▸ Challenge
Recast every line of the records below as a JSON list of strings, one string per line, with blank lines omitted. Leave the pictures out of the answer.

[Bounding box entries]
--------------------

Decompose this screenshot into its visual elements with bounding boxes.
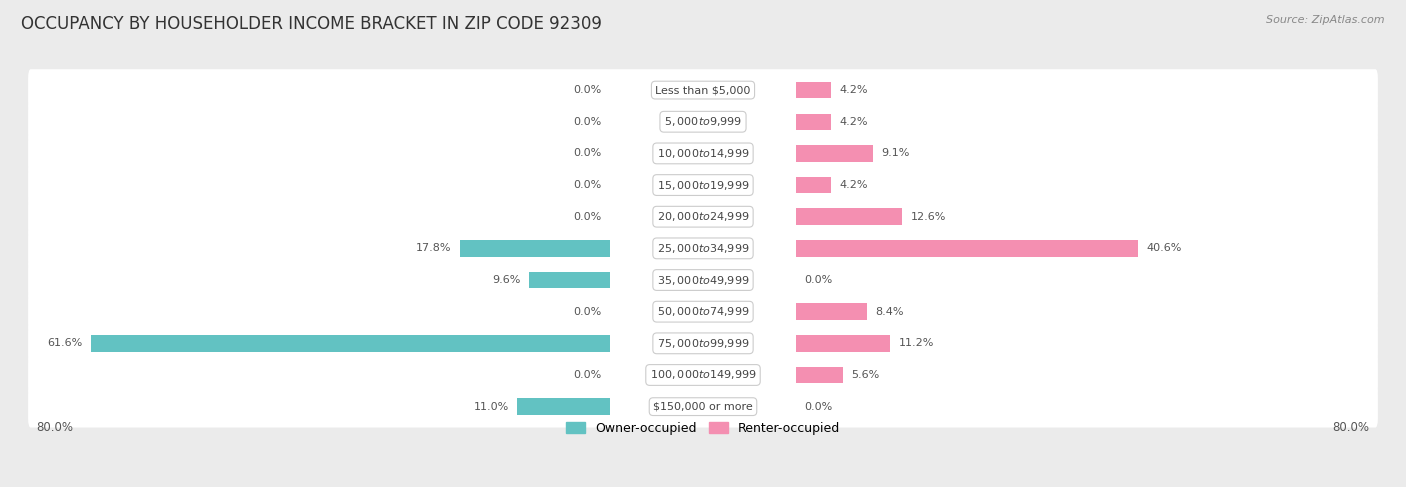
Text: $35,000 to $49,999: $35,000 to $49,999	[657, 274, 749, 286]
FancyBboxPatch shape	[28, 322, 1378, 364]
Bar	[517, 398, 610, 415]
Text: $75,000 to $99,999: $75,000 to $99,999	[657, 337, 749, 350]
Bar	[796, 335, 890, 352]
Text: $20,000 to $24,999: $20,000 to $24,999	[657, 210, 749, 223]
Bar	[796, 145, 873, 162]
Text: 61.6%: 61.6%	[46, 338, 82, 348]
Text: 4.2%: 4.2%	[839, 180, 868, 190]
FancyBboxPatch shape	[28, 164, 1378, 206]
Text: 4.2%: 4.2%	[839, 117, 868, 127]
Bar	[796, 240, 1139, 257]
Text: 4.2%: 4.2%	[839, 85, 868, 95]
Text: 11.2%: 11.2%	[898, 338, 934, 348]
Text: 5.6%: 5.6%	[852, 370, 880, 380]
Bar	[796, 303, 866, 320]
Bar	[460, 240, 610, 257]
Text: 8.4%: 8.4%	[875, 307, 904, 317]
Text: $150,000 or more: $150,000 or more	[654, 402, 752, 412]
Text: 0.0%: 0.0%	[574, 307, 602, 317]
Text: 17.8%: 17.8%	[416, 244, 451, 253]
Text: 12.6%: 12.6%	[911, 212, 946, 222]
Bar	[796, 208, 903, 225]
FancyBboxPatch shape	[28, 101, 1378, 143]
Text: 0.0%: 0.0%	[574, 149, 602, 158]
Text: 0.0%: 0.0%	[804, 275, 832, 285]
Bar	[796, 82, 831, 98]
FancyBboxPatch shape	[28, 196, 1378, 238]
Bar	[796, 367, 844, 383]
FancyBboxPatch shape	[28, 291, 1378, 333]
Text: 80.0%: 80.0%	[37, 421, 73, 434]
Text: $50,000 to $74,999: $50,000 to $74,999	[657, 305, 749, 318]
Text: 0.0%: 0.0%	[804, 402, 832, 412]
Text: $10,000 to $14,999: $10,000 to $14,999	[657, 147, 749, 160]
Text: 0.0%: 0.0%	[574, 370, 602, 380]
FancyBboxPatch shape	[28, 69, 1378, 111]
Text: 0.0%: 0.0%	[574, 180, 602, 190]
Text: 80.0%: 80.0%	[1333, 421, 1369, 434]
FancyBboxPatch shape	[28, 354, 1378, 396]
FancyBboxPatch shape	[28, 132, 1378, 174]
FancyBboxPatch shape	[28, 227, 1378, 269]
Text: $15,000 to $19,999: $15,000 to $19,999	[657, 179, 749, 191]
Text: 40.6%: 40.6%	[1147, 244, 1182, 253]
Text: $5,000 to $9,999: $5,000 to $9,999	[664, 115, 742, 128]
Bar	[796, 113, 831, 130]
FancyBboxPatch shape	[28, 259, 1378, 301]
Text: 11.0%: 11.0%	[474, 402, 509, 412]
Text: 0.0%: 0.0%	[574, 117, 602, 127]
Text: 9.6%: 9.6%	[492, 275, 520, 285]
Bar	[90, 335, 610, 352]
Bar	[796, 177, 831, 193]
FancyBboxPatch shape	[28, 386, 1378, 428]
Text: $25,000 to $34,999: $25,000 to $34,999	[657, 242, 749, 255]
Text: Less than $5,000: Less than $5,000	[655, 85, 751, 95]
Bar	[529, 272, 610, 288]
Legend: Owner-occupied, Renter-occupied: Owner-occupied, Renter-occupied	[561, 417, 845, 440]
Text: 9.1%: 9.1%	[882, 149, 910, 158]
Text: 0.0%: 0.0%	[574, 85, 602, 95]
Text: 0.0%: 0.0%	[574, 212, 602, 222]
Text: OCCUPANCY BY HOUSEHOLDER INCOME BRACKET IN ZIP CODE 92309: OCCUPANCY BY HOUSEHOLDER INCOME BRACKET …	[21, 15, 602, 33]
Text: Source: ZipAtlas.com: Source: ZipAtlas.com	[1267, 15, 1385, 25]
Text: $100,000 to $149,999: $100,000 to $149,999	[650, 369, 756, 381]
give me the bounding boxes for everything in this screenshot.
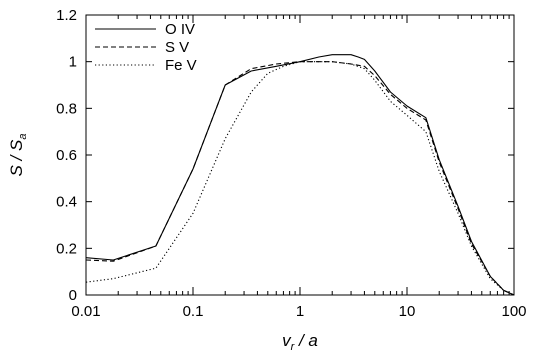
y-axis-label: S / Sa — [7, 134, 29, 177]
y-tick-label: 0.8 — [56, 100, 77, 117]
legend: O IVS VFe V — [95, 21, 197, 74]
x-axis-label: vr / a — [282, 331, 318, 353]
x-tick-label: 10 — [399, 303, 416, 320]
x-tick-label: 1 — [296, 303, 304, 320]
legend-label: Fe V — [165, 57, 197, 74]
legend-label: O IV — [165, 21, 195, 38]
series-line-o-iv — [85, 54, 515, 296]
x-tick-label: 0.1 — [183, 303, 204, 320]
series-lines — [85, 54, 515, 296]
series-line-fe-v — [85, 61, 515, 296]
x-tick-label: 0.01 — [71, 303, 100, 320]
legend-label: S V — [165, 39, 189, 56]
y-tick-label: 0.6 — [56, 147, 77, 164]
ticks: 0 0.2 0.4 0.6 0.8 1 1.2 0.01 0.1 1 10 100 — [56, 7, 526, 320]
plot-frame — [85, 14, 515, 296]
y-tick-label: 1.2 — [56, 7, 77, 24]
x-tick-label: 100 — [501, 303, 526, 320]
series-line-s-v — [85, 61, 515, 296]
y-tick-label: 0.4 — [56, 194, 77, 211]
y-tick-label: 0.2 — [56, 240, 77, 257]
y-tick-label: 0 — [69, 287, 77, 304]
y-tick-label: 1 — [69, 54, 77, 71]
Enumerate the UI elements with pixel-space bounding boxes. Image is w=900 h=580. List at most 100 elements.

--------------------

▸ Exercise response
[
  "Decompose this screenshot into its visual elements with bounding boxes.",
  "Text: $35,000 to $49,999: $35,000 to $49,999\t[657, 274, 749, 286]",
  "FancyBboxPatch shape\t[28, 322, 1378, 364]",
  "Bar\t[517, 398, 610, 415]",
  "Text: $75,000 to $99,999: $75,000 to $99,999\t[657, 337, 749, 350]",
  "Bar\t[796, 335, 890, 352]",
  "Text: $20,000 to $24,999: $20,000 to $24,999\t[657, 210, 749, 223]",
  "Bar\t[796, 145, 873, 162]",
  "Text: 61.6%: 61.6%\t[46, 338, 82, 348]",
  "Text: 4.2%: 4.2%\t[839, 180, 868, 190]",
  "FancyBboxPatch shape\t[28, 164, 1378, 206]",
  "Text: 4.2%: 4.2%\t[839, 117, 868, 127]",
  "Bar\t[796, 240, 1139, 257]",
  "Text: 4.2%: 4.2%\t[839, 85, 868, 95]",
  "Text: 11.2%: 11.2%\t[898, 338, 934, 348]",
  "Text: 5.6%: 5.6%\t[852, 370, 880, 380]",
  "Bar\t[796, 303, 866, 320]",
  "Bar\t[460, 240, 610, 257]",
  "Text: 8.4%: 8.4%\t[875, 307, 904, 317]",
  "Text: $150,000 or more: $150,000 or more\t[654, 402, 752, 412]",
  "Text: 0.0%: 0.0%\t[574, 307, 602, 317]",
  "Text: 17.8%: 17.8%\t[416, 244, 451, 253]",
  "Text: 12.6%: 12.6%\t[911, 212, 946, 222]",
  "Bar\t[796, 208, 903, 225]",
  "FancyBboxPatch shape\t[28, 101, 1378, 143]",
  "Text: 0.0%: 0.0%\t[574, 149, 602, 158]",
  "Text: 0.0%: 0.0%\t[804, 275, 832, 285]",
  "Bar\t[796, 82, 831, 98]",
  "FancyBboxPatch shape\t[28, 196, 1378, 238]",
  "Bar\t[796, 367, 844, 383]",
  "FancyBboxPatch shape\t[28, 291, 1378, 333]",
  "Text: 80.0%: 80.0%\t[37, 421, 73, 434]",
  "Text: $50,000 to $74,999: $50,000 to $74,999\t[657, 305, 749, 318]",
  "Text: 0.0%: 0.0%\t[804, 402, 832, 412]",
  "Text: $10,000 to $14,999: $10,000 to $14,999\t[657, 147, 749, 160]",
  "Text: 0.0%: 0.0%\t[574, 370, 602, 380]",
  "FancyBboxPatch shape\t[28, 69, 1378, 111]",
  "Text: 0.0%: 0.0%\t[574, 180, 602, 190]",
  "Text: 80.0%: 80.0%\t[1333, 421, 1369, 434]",
  "FancyBboxPatch shape\t[28, 354, 1378, 396]",
  "FancyBboxPatch shape\t[28, 132, 1378, 174]",
  "FancyBboxPatch shape\t[28, 227, 1378, 269]",
  "Text: $15,000 to $19,999: $15,000 to $19,999\t[657, 179, 749, 191]",
  "Text: 40.6%: 40.6%\t[1147, 244, 1182, 253]",
  "Text: $5,000 to $9,999: $5,000 to $9,999\t[664, 115, 742, 128]",
  "Bar\t[796, 113, 831, 130]",
  "FancyBboxPatch shape\t[28, 259, 1378, 301]",
  "Text: 11.0%: 11.0%\t[474, 402, 509, 412]",
  "Text: 0.0%: 0.0%\t[574, 117, 602, 127]",
  "Text: 9.6%: 9.6%\t[492, 275, 520, 285]",
  "Bar\t[90, 335, 610, 352]",
  "Bar\t[796, 177, 831, 193]",
  "FancyBboxPatch shape\t[28, 386, 1378, 428]",
  "Text: $25,000 to $34,999: $25,000 to $34,999\t[657, 242, 749, 255]",
  "Text: Less than $5,000: Less than $5,000\t[655, 85, 751, 95]",
  "Bar\t[529, 272, 610, 288]",
  "Legend: Owner-occupied, Renter-occupied: Owner-occupied, Renter-occupied\t[561, 417, 845, 440]",
  "Text: 9.1%: 9.1%\t[882, 149, 910, 158]",
  "Text: 0.0%: 0.0%\t[574, 85, 602, 95]",
  "Text: 0.0%: 0.0%\t[574, 212, 602, 222]",
  "Text: OCCUPANCY BY HOUSEHOLDER INCOME BRACKET IN ZIP CODE 92309: OCCUPANCY BY HOUSEHOLDER INCOME BRACKET …\t[21, 15, 602, 33]",
  "Text: Source: ZipAtlas.com: Source: ZipAtlas.com\t[1267, 15, 1385, 25]",
  "Text: $100,000 to $149,999: $100,000 to $149,999\t[650, 369, 756, 381]",
  "give me the bounding boxes for everything in this screenshot.",
  "y-axis-label: S / Sa — [7, 134, 29, 177]",
  "y-tick-label: 0.8 — [56, 100, 77, 117]",
  "legend: O IVS VFe V — [95, 21, 197, 74]",
  "x-axis-label: vr / a — [282, 331, 318, 353]",
  "x-tick-label: 10 — [399, 303, 416, 320]",
  "x-tick-label: 1 — [296, 303, 304, 320]",
  "legend-label: Fe V — [165, 57, 197, 74]",
  "legend-label: O IV — [165, 21, 195, 38]",
  "series-line-o-iv — [85, 54, 515, 296]",
  "x-tick-label: 0.1 — [183, 303, 204, 320]",
  "series-lines — [85, 54, 515, 296]",
  "series-line-fe-v — [85, 61, 515, 296]",
  "x-tick-label: 0.01 — [71, 303, 100, 320]",
  "legend-label: S V — [165, 39, 189, 56]",
  "y-tick-label: 0.6 — [56, 147, 77, 164]",
  "ticks: 0 0.2 0.4 0.6 0.8 1 1.2 0.01 0.1 1 10 100 — [56, 7, 526, 320]",
  "plot-frame — [85, 14, 515, 296]",
  "y-tick-label: 1.2 — [56, 7, 77, 24]",
  "x-tick-label: 100 — [501, 303, 526, 320]",
  "series-line-s-v — [85, 61, 515, 296]",
  "y-tick-label: 0.4 — [56, 194, 77, 211]",
  "y-tick-label: 0.2 — [56, 240, 77, 257]",
  "y-tick-label: 0 — [69, 287, 77, 304]",
  "y-tick-label: 1 — [69, 54, 77, 71]",
  "Enumerate the UI elements with pixel-space bounding boxes. Image is w=900 h=580. List at most 100 elements."
]